▶ [Exercise requirements]:
Select, from the material below, each line with "this" in it.

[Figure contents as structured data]

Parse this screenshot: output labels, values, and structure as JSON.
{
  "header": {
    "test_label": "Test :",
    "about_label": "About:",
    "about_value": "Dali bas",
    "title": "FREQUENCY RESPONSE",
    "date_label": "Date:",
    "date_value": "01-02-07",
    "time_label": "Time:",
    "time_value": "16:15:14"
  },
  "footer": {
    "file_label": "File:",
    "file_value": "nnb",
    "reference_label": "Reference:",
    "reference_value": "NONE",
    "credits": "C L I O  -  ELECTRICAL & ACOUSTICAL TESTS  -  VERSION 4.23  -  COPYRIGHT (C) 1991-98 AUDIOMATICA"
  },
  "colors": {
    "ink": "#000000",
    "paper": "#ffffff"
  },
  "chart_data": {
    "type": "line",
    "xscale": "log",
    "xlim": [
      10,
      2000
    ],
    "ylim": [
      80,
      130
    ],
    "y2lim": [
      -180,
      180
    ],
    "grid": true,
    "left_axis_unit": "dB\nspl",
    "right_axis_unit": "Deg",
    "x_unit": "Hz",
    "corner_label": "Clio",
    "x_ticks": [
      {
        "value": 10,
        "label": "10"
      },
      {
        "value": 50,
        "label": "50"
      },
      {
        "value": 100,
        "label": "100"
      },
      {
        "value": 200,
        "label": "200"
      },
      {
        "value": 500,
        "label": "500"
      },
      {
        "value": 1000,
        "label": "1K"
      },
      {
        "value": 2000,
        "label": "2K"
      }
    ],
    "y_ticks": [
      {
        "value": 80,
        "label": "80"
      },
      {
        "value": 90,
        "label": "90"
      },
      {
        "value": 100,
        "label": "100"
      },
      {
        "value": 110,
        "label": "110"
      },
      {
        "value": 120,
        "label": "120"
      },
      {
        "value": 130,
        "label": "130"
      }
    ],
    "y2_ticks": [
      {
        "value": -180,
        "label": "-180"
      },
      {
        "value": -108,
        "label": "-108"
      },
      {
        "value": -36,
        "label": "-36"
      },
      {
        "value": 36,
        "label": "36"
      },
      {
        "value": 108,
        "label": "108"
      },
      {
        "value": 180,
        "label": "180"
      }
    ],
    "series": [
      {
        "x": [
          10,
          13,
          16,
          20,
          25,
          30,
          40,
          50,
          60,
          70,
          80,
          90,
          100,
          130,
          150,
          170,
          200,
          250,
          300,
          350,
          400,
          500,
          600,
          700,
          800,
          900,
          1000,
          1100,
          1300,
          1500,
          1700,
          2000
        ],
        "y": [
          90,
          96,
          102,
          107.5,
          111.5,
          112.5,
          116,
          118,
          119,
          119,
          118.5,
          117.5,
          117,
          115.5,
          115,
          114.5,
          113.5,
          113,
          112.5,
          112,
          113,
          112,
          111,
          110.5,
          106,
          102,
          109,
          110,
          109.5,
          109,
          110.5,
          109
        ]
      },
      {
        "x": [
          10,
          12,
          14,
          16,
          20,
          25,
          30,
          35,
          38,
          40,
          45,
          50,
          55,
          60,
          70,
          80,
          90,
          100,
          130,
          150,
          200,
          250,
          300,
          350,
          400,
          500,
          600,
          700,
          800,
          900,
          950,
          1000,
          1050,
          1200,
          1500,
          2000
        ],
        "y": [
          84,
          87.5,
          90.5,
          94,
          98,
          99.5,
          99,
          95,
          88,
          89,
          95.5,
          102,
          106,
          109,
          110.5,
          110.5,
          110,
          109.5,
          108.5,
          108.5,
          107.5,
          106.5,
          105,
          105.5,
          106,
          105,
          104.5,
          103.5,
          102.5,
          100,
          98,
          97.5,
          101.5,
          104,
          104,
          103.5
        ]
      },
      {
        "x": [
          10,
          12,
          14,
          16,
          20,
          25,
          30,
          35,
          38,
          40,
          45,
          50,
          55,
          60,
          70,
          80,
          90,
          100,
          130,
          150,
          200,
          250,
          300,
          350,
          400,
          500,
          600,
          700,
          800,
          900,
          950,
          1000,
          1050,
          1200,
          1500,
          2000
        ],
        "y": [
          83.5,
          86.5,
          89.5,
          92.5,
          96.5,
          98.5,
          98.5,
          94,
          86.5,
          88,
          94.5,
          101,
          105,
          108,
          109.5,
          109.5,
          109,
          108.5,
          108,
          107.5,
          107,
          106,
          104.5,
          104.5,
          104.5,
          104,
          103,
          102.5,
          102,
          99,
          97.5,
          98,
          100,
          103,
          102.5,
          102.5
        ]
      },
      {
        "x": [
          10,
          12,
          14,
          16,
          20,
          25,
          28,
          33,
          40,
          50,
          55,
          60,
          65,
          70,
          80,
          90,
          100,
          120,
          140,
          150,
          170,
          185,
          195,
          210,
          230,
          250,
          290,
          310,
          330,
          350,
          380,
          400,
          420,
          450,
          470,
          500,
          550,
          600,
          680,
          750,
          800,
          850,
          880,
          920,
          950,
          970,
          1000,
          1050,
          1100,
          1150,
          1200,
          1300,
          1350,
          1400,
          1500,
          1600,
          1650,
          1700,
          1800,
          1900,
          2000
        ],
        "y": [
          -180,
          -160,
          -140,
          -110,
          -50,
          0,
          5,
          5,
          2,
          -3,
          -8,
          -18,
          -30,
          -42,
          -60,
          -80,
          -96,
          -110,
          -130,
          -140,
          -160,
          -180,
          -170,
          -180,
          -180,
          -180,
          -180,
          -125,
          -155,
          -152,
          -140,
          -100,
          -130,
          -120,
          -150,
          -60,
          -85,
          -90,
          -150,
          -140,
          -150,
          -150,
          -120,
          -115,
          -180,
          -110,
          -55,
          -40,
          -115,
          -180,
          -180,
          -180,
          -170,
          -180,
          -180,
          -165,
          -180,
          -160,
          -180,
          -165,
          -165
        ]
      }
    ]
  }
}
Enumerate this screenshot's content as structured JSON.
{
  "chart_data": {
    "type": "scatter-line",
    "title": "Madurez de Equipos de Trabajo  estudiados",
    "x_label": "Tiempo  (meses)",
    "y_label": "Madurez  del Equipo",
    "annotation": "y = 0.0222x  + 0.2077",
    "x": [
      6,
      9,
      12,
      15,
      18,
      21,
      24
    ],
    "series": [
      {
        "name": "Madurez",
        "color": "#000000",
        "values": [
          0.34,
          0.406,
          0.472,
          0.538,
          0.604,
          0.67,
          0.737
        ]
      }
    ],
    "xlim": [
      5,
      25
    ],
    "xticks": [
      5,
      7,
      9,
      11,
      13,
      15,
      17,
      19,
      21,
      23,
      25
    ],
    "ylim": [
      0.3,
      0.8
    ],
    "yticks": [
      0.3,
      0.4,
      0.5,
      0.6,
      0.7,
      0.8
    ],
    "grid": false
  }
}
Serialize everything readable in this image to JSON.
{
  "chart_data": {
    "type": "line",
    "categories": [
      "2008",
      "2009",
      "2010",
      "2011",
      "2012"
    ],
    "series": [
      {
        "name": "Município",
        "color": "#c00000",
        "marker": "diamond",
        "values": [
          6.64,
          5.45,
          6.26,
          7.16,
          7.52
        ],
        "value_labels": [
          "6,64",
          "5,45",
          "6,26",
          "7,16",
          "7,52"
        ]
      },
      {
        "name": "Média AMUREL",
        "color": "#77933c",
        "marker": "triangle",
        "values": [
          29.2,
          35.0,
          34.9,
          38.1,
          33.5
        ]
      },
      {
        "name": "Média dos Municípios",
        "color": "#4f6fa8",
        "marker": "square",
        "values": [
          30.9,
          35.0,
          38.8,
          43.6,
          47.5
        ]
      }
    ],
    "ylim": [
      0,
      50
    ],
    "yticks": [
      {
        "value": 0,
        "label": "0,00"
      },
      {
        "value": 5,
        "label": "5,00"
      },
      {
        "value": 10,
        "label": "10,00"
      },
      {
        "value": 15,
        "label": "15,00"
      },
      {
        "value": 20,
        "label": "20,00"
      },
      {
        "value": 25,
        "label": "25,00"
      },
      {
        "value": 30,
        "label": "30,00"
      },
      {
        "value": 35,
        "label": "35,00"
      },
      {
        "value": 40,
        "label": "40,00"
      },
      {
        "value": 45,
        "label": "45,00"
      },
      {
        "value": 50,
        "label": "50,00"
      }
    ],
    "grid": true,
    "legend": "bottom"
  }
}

▶ [Full output]:
Parse this screenshot: output labels, values, and structure as JSON.
Enumerate this screenshot's content as structured JSON.
Serialize everything readable in this image to JSON.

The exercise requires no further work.